Records to process:
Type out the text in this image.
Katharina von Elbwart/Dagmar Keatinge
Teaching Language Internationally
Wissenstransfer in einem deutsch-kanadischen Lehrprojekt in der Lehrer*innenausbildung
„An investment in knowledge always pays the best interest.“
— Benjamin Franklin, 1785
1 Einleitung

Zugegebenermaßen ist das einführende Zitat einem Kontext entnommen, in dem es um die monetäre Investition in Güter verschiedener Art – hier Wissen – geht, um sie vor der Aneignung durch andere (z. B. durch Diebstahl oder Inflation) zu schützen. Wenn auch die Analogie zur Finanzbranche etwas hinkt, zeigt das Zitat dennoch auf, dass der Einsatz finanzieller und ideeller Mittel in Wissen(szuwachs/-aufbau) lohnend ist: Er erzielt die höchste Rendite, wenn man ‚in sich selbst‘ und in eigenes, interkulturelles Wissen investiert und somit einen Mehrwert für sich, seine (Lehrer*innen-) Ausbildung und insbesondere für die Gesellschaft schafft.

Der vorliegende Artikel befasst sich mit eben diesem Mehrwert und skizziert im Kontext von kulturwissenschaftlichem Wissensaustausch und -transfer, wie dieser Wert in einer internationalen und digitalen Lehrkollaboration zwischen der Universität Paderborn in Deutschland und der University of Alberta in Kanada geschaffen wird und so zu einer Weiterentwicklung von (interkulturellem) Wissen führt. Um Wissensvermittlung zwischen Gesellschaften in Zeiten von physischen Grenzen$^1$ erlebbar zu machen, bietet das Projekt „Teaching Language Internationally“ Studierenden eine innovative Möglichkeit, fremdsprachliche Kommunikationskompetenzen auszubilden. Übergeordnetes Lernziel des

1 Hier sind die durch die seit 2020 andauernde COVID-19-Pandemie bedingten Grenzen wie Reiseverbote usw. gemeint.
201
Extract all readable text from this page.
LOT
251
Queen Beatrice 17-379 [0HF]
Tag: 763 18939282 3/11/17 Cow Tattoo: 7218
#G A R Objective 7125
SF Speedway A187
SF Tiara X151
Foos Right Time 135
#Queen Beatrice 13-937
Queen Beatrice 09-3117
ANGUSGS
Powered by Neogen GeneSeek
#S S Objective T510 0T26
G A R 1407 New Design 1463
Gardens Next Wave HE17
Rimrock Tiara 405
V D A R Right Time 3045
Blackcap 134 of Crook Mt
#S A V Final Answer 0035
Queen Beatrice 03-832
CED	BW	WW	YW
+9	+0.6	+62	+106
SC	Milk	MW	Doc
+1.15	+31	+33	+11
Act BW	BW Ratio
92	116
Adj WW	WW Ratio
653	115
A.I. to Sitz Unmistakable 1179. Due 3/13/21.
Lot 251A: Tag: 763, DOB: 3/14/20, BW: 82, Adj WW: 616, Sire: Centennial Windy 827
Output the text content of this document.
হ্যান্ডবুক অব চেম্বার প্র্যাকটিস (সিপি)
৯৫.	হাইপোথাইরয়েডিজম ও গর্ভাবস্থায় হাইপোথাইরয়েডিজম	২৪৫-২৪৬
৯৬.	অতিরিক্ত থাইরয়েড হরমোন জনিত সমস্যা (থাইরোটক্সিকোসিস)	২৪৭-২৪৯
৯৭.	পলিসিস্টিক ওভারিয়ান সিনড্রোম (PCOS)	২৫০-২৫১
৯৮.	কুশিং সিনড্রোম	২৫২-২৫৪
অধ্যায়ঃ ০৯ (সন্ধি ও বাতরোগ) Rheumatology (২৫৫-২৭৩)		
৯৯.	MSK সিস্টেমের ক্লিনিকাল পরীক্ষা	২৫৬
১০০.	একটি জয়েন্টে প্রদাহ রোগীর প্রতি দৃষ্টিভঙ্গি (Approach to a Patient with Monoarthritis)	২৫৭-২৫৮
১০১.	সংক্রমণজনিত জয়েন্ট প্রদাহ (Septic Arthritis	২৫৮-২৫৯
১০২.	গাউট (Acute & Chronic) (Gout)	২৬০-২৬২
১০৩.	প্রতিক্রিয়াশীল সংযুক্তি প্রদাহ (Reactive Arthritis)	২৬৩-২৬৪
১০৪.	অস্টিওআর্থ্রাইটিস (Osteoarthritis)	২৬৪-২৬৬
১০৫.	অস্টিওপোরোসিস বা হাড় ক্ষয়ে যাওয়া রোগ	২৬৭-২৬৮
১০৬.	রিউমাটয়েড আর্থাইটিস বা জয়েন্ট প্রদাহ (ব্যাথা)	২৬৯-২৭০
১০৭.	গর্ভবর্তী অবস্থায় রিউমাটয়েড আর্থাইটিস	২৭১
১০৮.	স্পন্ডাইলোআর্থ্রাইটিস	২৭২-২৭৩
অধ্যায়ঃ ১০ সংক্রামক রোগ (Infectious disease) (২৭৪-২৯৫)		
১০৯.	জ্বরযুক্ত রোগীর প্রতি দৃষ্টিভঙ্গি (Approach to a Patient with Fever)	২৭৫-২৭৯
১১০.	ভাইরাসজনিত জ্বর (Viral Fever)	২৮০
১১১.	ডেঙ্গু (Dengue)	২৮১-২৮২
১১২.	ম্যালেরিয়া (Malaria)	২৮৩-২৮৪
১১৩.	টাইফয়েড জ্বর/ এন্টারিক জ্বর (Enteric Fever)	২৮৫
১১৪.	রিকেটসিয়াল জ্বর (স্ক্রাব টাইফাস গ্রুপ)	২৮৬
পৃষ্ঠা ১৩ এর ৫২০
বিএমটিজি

Task instructions: Which lines above include the word "Objective"? Pick them out and copy them.

Completed exercise:
#G A R Objective 7125
#S S Objective T510 0T26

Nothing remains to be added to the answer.